▶ _MATERIAL FOR THIS TASK_

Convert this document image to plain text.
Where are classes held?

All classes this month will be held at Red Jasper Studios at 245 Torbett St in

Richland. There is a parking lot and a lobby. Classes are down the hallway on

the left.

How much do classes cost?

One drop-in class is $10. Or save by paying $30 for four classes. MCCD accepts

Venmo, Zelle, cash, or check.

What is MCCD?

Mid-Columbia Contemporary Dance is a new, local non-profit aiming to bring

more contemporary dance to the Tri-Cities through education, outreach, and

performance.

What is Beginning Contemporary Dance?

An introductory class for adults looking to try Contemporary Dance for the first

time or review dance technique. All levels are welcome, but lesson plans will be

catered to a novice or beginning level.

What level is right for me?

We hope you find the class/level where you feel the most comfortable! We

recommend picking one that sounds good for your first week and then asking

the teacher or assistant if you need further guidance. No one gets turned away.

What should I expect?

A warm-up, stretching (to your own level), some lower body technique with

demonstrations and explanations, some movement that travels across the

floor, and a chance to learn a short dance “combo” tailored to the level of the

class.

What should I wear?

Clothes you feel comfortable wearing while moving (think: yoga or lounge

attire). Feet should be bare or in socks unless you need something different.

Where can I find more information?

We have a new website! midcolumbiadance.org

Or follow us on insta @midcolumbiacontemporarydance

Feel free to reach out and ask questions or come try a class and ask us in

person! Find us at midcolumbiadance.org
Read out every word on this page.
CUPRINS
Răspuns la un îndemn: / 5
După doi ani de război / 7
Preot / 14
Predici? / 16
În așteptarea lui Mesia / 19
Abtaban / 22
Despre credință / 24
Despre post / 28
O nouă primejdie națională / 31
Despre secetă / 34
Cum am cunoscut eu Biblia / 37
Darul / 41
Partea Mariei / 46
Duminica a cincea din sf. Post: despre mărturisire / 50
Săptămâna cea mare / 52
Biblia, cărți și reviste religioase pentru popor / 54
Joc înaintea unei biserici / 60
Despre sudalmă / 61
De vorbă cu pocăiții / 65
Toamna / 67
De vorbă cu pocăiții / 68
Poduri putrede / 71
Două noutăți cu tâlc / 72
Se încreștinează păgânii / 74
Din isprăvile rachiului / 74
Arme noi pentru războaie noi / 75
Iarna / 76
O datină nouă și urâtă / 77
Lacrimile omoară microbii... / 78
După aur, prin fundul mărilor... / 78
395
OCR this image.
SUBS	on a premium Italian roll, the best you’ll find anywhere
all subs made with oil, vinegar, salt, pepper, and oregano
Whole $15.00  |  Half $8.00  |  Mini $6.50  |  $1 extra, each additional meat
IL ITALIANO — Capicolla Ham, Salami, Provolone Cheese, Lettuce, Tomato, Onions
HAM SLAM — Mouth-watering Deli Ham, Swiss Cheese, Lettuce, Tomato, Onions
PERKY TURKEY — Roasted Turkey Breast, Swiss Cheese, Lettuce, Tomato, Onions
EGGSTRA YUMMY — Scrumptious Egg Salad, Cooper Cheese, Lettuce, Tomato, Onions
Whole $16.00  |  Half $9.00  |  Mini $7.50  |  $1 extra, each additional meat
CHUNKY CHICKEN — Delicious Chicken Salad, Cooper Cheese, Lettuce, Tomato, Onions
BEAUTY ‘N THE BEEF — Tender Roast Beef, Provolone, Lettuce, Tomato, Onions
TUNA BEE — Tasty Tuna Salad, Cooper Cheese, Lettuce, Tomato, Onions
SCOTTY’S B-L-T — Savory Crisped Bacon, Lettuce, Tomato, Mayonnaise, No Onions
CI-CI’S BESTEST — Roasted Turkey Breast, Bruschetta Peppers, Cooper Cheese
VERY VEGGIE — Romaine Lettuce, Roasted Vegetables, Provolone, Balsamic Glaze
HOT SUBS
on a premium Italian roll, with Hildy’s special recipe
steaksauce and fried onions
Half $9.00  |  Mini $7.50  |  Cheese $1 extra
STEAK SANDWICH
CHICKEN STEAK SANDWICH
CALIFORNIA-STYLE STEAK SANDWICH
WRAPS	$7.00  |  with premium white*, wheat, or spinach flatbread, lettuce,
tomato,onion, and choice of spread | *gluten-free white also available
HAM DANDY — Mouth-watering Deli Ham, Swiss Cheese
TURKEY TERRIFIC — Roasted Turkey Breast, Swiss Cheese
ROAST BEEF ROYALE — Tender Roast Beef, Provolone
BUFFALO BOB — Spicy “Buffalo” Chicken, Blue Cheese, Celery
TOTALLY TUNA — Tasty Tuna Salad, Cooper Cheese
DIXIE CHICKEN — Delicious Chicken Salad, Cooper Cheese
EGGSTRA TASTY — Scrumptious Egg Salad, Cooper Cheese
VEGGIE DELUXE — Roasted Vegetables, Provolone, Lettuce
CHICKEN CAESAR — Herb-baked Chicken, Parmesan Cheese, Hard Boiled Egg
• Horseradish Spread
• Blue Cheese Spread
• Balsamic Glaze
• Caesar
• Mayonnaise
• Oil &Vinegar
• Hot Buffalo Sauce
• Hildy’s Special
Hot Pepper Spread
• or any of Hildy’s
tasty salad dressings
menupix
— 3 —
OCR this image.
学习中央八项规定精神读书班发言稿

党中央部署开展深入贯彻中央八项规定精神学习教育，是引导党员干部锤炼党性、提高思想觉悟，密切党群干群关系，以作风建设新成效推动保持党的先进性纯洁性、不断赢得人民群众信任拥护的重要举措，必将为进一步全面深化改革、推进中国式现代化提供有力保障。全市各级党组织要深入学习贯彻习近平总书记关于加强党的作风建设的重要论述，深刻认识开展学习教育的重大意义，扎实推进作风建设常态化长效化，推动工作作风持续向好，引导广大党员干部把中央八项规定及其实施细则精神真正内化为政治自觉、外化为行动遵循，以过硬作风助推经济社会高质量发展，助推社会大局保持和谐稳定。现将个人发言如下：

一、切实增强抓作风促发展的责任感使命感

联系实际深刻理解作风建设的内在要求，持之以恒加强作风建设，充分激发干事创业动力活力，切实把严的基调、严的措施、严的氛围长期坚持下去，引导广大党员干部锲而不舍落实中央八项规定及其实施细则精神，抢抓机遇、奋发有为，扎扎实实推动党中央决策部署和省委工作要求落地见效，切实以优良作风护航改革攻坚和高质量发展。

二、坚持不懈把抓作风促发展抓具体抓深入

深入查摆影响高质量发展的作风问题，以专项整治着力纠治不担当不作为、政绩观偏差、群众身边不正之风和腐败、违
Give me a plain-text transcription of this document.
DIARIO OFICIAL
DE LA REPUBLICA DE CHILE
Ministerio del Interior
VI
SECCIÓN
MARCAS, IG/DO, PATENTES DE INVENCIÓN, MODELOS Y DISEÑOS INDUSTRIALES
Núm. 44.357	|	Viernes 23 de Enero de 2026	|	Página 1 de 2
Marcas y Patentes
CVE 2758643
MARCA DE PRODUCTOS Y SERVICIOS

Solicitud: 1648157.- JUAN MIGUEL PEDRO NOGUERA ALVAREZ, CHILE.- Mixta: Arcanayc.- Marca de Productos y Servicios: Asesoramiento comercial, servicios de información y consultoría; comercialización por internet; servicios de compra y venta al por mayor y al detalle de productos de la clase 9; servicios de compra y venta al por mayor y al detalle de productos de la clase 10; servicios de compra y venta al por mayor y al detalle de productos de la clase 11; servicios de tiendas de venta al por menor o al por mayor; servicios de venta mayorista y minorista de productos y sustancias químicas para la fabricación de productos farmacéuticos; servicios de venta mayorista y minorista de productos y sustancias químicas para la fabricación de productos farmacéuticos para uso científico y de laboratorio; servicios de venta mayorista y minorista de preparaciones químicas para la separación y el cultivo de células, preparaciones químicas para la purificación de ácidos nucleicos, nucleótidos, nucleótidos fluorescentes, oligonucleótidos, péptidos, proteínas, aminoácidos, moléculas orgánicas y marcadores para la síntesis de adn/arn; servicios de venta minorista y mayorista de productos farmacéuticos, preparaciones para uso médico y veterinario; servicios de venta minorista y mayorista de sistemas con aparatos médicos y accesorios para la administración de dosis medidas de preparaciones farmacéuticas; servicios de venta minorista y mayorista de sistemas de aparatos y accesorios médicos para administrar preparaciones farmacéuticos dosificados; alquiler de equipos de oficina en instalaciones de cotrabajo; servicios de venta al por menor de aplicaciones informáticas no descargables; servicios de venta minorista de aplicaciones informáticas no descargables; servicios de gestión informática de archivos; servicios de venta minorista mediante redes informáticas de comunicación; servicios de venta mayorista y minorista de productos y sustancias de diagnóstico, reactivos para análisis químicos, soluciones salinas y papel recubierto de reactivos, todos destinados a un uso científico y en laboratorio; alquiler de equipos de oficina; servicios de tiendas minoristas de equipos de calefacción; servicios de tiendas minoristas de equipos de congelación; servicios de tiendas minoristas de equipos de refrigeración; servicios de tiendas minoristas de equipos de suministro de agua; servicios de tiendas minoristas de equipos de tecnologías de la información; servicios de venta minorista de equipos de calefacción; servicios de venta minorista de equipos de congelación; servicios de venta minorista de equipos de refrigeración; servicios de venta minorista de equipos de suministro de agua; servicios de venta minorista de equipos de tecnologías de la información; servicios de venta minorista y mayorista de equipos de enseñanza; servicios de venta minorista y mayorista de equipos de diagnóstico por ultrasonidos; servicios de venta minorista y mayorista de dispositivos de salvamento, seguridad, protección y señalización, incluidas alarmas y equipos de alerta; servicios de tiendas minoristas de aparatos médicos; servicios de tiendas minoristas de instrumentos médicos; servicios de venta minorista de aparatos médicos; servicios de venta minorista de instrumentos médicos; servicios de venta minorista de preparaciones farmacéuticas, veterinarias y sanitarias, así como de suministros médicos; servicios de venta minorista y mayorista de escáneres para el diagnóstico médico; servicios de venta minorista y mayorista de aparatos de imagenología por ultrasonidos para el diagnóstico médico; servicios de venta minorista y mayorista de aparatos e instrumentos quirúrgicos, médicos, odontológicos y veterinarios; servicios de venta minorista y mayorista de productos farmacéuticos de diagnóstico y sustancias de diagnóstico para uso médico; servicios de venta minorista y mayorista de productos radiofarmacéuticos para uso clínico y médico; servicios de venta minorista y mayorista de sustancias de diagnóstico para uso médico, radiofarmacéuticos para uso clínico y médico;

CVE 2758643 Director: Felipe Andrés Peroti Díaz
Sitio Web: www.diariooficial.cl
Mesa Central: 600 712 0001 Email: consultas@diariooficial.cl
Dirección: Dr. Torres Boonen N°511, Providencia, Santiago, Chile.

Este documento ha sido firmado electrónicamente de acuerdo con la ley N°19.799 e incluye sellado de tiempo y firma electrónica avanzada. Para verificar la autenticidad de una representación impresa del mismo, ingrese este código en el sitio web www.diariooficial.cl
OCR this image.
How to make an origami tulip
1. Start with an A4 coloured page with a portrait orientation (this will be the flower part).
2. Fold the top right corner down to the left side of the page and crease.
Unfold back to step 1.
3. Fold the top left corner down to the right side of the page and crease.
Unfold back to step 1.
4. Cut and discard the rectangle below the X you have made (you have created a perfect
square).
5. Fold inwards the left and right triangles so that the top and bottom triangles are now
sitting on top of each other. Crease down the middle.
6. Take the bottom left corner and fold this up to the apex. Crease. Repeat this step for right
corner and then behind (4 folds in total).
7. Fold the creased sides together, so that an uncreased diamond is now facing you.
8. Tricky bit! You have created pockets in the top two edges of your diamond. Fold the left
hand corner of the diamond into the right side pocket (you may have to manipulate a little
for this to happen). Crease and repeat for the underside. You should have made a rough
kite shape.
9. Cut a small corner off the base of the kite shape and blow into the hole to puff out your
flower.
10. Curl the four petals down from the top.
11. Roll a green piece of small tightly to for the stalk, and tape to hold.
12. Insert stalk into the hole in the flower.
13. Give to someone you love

▶ _WRITTEN INSTRUCTION_
Copy out every line of the listing that contains the string "white".

▶ _SOLUTION FOR THIS TASK_
WRAPS	$7.00  |  with premium white*, wheat, or spinach flatbread, lettuce,
tomato,onion, and choice of spread | *gluten-free white also available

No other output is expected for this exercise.